→ Exercise task: Copy out all lines that hold "Rate".

→ Extracted information:
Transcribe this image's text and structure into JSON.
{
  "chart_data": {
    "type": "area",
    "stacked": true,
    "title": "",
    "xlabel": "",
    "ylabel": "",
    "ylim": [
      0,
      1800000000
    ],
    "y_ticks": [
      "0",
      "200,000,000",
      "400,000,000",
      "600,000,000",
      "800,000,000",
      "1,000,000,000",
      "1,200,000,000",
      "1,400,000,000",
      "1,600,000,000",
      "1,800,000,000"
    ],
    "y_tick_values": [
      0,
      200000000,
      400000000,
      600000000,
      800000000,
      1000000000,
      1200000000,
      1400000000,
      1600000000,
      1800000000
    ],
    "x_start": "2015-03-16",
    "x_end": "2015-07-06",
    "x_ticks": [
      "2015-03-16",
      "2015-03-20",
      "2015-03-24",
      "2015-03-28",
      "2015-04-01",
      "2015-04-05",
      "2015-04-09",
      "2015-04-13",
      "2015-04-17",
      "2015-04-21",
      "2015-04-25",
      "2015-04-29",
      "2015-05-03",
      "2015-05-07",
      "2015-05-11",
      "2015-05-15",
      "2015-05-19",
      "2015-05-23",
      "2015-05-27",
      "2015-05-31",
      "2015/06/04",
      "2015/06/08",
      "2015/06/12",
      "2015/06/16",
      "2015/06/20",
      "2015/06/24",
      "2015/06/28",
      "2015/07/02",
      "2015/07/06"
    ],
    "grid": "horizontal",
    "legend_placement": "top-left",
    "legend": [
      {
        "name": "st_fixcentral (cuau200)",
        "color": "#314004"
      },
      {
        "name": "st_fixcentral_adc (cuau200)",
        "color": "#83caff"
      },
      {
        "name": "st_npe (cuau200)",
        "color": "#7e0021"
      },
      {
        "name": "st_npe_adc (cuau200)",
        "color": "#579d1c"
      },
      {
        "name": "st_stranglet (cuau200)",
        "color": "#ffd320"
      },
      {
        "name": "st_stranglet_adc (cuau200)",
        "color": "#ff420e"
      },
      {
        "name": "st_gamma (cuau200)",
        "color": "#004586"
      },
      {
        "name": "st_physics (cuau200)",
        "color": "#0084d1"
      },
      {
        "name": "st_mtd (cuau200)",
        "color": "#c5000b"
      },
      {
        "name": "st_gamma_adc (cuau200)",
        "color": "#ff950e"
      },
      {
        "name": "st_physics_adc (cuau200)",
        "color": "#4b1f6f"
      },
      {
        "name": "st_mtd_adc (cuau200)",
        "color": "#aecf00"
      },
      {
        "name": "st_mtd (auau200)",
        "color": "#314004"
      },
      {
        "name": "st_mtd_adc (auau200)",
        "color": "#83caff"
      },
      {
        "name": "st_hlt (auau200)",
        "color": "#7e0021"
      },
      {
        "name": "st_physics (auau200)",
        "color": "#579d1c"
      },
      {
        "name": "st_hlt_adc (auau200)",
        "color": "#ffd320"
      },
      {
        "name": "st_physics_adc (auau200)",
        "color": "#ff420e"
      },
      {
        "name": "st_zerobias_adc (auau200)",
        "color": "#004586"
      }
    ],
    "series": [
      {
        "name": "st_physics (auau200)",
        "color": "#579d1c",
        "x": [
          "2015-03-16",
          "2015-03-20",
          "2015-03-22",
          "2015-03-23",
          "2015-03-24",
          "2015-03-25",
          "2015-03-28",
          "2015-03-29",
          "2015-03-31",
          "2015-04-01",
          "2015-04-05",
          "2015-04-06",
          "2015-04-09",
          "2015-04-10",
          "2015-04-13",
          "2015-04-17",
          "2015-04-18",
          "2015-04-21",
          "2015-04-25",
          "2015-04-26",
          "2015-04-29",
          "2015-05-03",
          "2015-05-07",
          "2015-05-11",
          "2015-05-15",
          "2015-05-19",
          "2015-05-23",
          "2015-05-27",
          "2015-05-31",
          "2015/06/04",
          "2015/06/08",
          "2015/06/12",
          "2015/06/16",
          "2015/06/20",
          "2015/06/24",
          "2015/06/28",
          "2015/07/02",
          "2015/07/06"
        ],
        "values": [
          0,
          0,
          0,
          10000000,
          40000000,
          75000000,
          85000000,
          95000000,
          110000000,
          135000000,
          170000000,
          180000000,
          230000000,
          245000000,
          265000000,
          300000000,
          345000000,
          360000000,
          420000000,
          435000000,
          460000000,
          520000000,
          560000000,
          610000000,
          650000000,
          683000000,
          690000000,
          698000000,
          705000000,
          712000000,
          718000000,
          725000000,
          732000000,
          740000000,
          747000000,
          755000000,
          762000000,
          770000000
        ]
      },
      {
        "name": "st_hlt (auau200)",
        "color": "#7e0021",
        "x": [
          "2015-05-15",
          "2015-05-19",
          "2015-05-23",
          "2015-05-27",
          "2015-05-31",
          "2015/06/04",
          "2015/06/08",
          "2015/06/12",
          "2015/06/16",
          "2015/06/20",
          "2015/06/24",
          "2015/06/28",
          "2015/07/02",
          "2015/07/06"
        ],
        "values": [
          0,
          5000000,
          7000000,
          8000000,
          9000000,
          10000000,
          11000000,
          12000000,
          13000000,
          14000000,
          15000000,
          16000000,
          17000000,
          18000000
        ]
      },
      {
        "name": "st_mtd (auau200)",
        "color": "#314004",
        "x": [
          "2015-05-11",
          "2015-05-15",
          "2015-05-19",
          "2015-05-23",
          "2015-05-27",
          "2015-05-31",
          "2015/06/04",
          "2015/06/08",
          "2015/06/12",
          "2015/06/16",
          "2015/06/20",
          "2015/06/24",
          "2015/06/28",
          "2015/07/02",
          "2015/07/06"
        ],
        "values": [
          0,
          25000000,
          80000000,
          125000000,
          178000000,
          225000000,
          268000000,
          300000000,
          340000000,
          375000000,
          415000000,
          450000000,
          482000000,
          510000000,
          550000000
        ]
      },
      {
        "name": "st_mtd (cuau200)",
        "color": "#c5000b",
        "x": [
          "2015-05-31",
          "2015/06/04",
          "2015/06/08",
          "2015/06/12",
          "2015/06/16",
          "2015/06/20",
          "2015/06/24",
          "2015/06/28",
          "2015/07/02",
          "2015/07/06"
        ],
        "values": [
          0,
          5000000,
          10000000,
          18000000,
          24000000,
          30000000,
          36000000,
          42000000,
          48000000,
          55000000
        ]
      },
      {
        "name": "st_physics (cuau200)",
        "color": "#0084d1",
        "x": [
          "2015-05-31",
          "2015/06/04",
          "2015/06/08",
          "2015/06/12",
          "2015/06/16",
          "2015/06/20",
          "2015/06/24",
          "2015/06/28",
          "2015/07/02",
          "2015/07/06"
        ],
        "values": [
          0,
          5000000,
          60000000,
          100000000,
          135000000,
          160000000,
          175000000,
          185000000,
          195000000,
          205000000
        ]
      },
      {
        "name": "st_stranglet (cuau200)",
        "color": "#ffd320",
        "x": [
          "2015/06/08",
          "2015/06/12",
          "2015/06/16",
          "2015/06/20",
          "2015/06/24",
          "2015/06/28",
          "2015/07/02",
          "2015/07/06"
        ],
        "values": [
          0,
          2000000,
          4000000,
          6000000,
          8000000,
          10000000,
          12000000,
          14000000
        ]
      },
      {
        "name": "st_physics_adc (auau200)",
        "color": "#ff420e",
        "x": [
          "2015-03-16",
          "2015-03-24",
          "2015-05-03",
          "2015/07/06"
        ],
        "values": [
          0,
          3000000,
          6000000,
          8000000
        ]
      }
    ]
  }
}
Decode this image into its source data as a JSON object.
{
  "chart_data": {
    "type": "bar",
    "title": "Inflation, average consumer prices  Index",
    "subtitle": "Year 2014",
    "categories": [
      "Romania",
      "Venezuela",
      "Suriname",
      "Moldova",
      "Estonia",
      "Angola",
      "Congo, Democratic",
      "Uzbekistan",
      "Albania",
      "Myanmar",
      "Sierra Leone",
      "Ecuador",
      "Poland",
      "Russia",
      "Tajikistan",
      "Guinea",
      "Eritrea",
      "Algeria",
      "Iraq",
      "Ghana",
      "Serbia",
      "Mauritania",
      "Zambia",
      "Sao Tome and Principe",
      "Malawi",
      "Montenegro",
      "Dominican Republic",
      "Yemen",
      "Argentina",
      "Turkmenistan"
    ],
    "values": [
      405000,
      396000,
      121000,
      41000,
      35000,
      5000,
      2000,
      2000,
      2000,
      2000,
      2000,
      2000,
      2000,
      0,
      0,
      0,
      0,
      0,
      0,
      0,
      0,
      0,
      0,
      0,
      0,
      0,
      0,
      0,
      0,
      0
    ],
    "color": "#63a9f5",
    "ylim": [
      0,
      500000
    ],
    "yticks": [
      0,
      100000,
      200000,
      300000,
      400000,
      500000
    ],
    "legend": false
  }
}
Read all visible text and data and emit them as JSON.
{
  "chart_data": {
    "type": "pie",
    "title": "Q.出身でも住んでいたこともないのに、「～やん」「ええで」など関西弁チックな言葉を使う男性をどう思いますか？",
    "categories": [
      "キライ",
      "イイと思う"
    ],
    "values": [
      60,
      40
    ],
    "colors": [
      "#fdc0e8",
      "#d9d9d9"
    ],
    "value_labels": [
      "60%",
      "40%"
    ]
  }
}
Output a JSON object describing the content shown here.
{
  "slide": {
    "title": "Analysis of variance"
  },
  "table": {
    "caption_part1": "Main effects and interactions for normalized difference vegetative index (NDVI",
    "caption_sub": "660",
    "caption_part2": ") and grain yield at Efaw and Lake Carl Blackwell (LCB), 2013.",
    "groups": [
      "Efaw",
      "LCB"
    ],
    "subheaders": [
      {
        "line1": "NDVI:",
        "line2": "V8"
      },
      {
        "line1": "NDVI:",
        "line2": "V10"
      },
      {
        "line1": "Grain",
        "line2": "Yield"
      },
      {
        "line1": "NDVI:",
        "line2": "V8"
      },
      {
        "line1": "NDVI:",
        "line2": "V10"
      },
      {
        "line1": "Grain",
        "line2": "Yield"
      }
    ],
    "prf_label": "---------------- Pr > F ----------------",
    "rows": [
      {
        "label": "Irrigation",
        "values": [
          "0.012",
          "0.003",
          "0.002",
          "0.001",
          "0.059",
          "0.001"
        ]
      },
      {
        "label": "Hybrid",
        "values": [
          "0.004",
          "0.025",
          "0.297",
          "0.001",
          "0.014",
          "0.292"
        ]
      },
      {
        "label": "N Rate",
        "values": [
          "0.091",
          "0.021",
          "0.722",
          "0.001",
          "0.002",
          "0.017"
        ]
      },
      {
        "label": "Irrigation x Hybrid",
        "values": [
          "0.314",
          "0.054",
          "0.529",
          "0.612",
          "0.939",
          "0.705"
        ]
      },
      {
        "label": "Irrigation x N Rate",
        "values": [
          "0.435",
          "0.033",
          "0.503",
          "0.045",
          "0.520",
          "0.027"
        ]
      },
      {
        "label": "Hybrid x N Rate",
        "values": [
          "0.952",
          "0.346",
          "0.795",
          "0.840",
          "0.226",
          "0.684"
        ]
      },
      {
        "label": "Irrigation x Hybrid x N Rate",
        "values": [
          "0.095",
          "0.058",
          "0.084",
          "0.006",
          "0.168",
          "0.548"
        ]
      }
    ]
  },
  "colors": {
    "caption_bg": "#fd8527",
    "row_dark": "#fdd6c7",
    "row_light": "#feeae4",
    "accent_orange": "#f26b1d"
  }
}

→ Result for this exercise:
        "label": "N Rate",
        "label": "Irrigation x N Rate",
        "label": "Hybrid x N Rate",
        "label": "Irrigation x Hybrid x N Rate",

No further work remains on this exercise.